### What is expected
Each record needs to be echoed exactly; can you do that?
--- start Records supplied ---
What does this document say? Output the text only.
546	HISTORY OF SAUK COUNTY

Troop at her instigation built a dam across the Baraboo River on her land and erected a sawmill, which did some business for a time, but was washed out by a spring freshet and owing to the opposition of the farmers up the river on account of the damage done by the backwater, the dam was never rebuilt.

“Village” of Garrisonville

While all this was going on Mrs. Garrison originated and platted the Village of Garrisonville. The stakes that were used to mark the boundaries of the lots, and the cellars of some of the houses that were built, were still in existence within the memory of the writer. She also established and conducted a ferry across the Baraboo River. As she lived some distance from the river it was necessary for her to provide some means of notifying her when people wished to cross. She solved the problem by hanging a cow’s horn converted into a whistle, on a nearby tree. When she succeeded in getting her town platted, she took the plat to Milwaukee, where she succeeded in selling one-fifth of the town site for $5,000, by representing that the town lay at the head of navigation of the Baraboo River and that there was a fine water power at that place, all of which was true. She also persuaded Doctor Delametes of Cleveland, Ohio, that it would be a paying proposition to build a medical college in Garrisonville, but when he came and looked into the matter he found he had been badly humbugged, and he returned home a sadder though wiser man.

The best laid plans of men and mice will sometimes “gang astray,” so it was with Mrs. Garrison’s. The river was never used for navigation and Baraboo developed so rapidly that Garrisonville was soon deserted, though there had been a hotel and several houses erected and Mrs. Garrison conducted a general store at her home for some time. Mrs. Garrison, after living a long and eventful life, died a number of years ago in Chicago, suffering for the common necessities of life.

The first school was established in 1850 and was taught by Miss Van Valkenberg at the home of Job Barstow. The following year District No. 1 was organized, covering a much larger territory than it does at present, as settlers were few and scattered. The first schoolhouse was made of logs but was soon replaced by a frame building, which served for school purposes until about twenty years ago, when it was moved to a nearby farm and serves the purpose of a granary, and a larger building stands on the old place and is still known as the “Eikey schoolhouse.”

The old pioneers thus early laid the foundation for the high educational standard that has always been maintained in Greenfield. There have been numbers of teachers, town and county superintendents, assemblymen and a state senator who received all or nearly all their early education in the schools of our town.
--- end Records supplied ---
### Solution
What does this document say? Output the text only.
546	HISTORY OF SAUK COUNTY

Troop at her instigation built a dam across the Baraboo River on her land and erected a sawmill, which did some business for a time, but was washed out by a spring freshet and owing to the opposition of the farmers up the river on account of the damage done by the backwater, the dam was never rebuilt.

“Village” of Garrisonville

While all this was going on Mrs. Garrison originated and platted the Village of Garrisonville. The stakes that were used to mark the boundaries of the lots, and the cellars of some of the houses that were built, were still in existence within the memory of the writer. She also established and conducted a ferry across the Baraboo River. As she lived some distance from the river it was necessary for her to provide some means of notifying her when people wished to cross. She solved the problem by hanging a cow’s horn converted into a whistle, on a nearby tree. When she succeeded in getting her town platted, she took the plat to Milwaukee, where she succeeded in selling one-fifth of the town site for $5,000, by representing that the town lay at the head of navigation of the Baraboo River and that there was a fine water power at that place, all of which was true. She also persuaded Doctor Delametes of Cleveland, Ohio, that it would be a paying proposition to build a medical college in Garrisonville, but when he came and looked into the matter he found he had been badly humbugged, and he returned home a sadder though wiser man.

The best laid plans of men and mice will sometimes “gang astray,” so it was with Mrs. Garrison’s. The river was never used for navigation and Baraboo developed so rapidly that Garrisonville was soon deserted, though there had been a hotel and several houses erected and Mrs. Garrison conducted a general store at her home for some time. Mrs. Garrison, after living a long and eventful life, died a number of years ago in Chicago, suffering for the common necessities of life.

The first school was established in 1850 and was taught by Miss Van Valkenberg at the home of Job Barstow. The following year District No. 1 was organized, covering a much larger territory than it does at present, as settlers were few and scattered. The first schoolhouse was made of logs but was soon replaced by a frame building, which served for school purposes until about twenty years ago, when it was moved to a nearby farm and serves the purpose of a granary, and a larger building stands on the old place and is still known as the “Eikey schoolhouse.”

The old pioneers thus early laid the foundation for the high educational standard that has always been maintained in Greenfield. There have been numbers of teachers, town and county superintendents, assemblymen and a state senator who received all or nearly all their early education in the schools of our town.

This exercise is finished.